Gather up all lines that carry the word "根据题意".

[Data excerpts]
>>>
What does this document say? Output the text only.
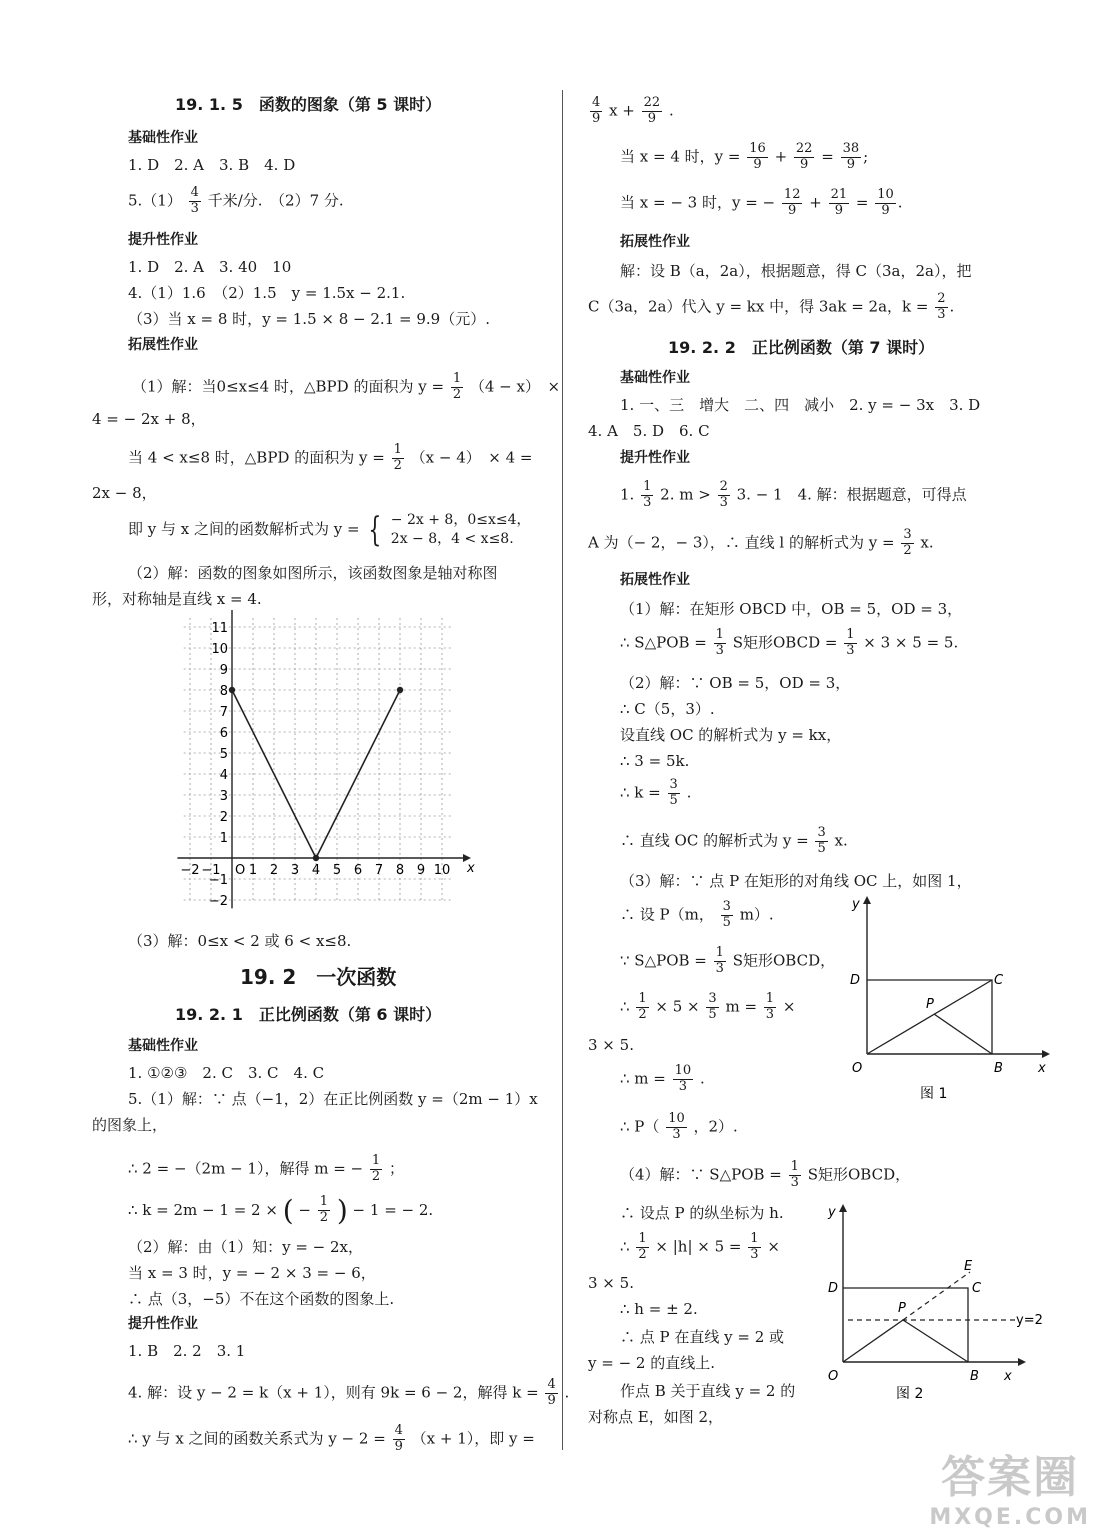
19. 1. 5　函数的图象（第 5 课时）
基础性作业
1. D　2. A　3. B　4. D
$5.(1) \frac{4}{3}$ 千米/分.　（2）7 分.
提升性作业
1. D　2. A　3. 40　10
4.（1）1.6　（2）1.5　y = 1.5x − 2.1.
（3）当 x = 8 时，y = 1.5 × 8 − 2.1 = 9.9（元）.
拓展性作业
（1）解：当0≤x≤4 时，△BPD 的面积为 $y = \frac{1}{2} (4 - x)$　×
4 = − 2x + 8，
当 4 < x≤8 时，△BPD 的面积为 $y = \frac{1}{2} (x - 4)$　× 4 =
2x − 8，
即 y 与 x 之间的函数解析式为 y = { − 2x + 8，0≤x≤4，
2x − 8，4 < x≤8.
（2）解：函数的图象如图所示，该函数图象是轴对称图
形，对称轴是直线 x = 4.
x
O
−2 −1 1 2 3 4 5 6 7 8 9 10
11
10
9
8
7
6
5
4
3
2
1
−1
−2
（3）解：0≤x < 2 或 6 < x≤8.
19. 2　一次函数
19. 2. 1　正比例函数（第 6 课时）
基础性作业
1. ①②③　2. C　3. C　4. C
5.（1）解：∵ 点（−1，2）在正比例函数 y =（2m − 1）x
的图象上，
∴ 2 = −（2m − 1），解得 m = − $\frac{1}{2}$ ；
∴ k = 2m − 1 = 2 × ( − $\frac{1}{2}$ ) − 1 = − 2.
（2）解：由（1）知：y = − 2x，
当 x = 3 时，y = − 2 × 3 = − 6，
∴ 点（3，−5）不在这个函数的图象上.
提升性作业
1. B　2. 2　3. 1
4. 解：设 y − 2 = k（x + 1），则有 9k = 6 − 2，解得 $k = \frac{4}{9}$ .
∴ y 与 x 之间的函数关系式为 $y - 2 = \frac{4}{9} (x + 1)$，即 y =
$\frac{4}{9}$ $x + \frac{22}{9}$ .
当 x = 4 时，$y = \frac{16}{9} + \frac{22}{9} = \frac{38}{9}$ ;
当 x = − 3 时，y = − $\frac{12}{9} + \frac{21}{9} = \frac{10}{9}$ .
拓展性作业
解：设 B（a，2a），根据题意，得 C（3a，2a），把
C（3a，2a）代入 y = kx 中，得 3ak = 2a，$k = \frac{2}{3}$ .
19. 2. 2　正比例函数（第 7 课时）
基础性作业
1. 一、三　增大　二、四　减小　2. y = − 3x　3. D
4. A　5. D　6. C
提升性作业
1. $\frac{1}{3} 2$. $m > \frac{2}{3} 3$. − 1　4. 解：根据题意，可得点
A 为（− 2，− 3），∴ 直线 l 的解析式为 $y = \frac{3}{2} x$.
拓展性作业
（1）解：在矩形 OBCD 中，OB = 5，OD = 3，
∴ S△POB = $\frac{1}{3}$ S矩形OBCD = $\frac{1}{3} \times 3 \times 5 = 5$.
（2）解：∵ OB = 5，OD = 3，
∴ C（5，3）.
设直线 OC 的解析式为 y = kx，
∴ 3 = 5k.
∴ $k = \frac{3}{5}$ .
∴ 直线 OC 的解析式为 $y = \frac{3}{5} x$.
（3）解：∵ 点 P 在矩形的对角线 OC 上，如图 1，
∴ 设 P（m， $\frac{3}{5} m$）.
∵ S△POB = $\frac{1}{3}$ S矩形OBCD，
∴ $\frac{1}{2} \times 5 \times \frac{3}{5}$ $m = \frac{1}{3}$ ×
3 × 5.
∴ $m = \frac{10}{3}$ .
∴ $P( \frac{10}{3}$ ，2）.
（4）解：∵ S△POB = $\frac{1}{3}$ S矩形OBCD，
∴ 设点 P 的纵坐标为 h.
∴ $\frac{1}{2} \times |h| \times 5 = \frac{1}{3}$ ×
3 × 5.
∴ h = ± 2.
∴ 点 P 在直线 y = 2 或
y = − 2 的直线上.
作点 B 关于直线 y = 2 的
对称点 E，如图 2，
y
x
O	B
C
D
P
图 1
y
x
O	B
C
E
D
P
y=2
图 2
答案圈
MXQE.COM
<<<
__Output of the task__:
解：设 B（a，2a），根据题意，得 C（3a，2a），把
1. $\frac{1}{3} 2$. $m > \frac{2}{3} 3$. − 1　4. 解：根据题意，可得点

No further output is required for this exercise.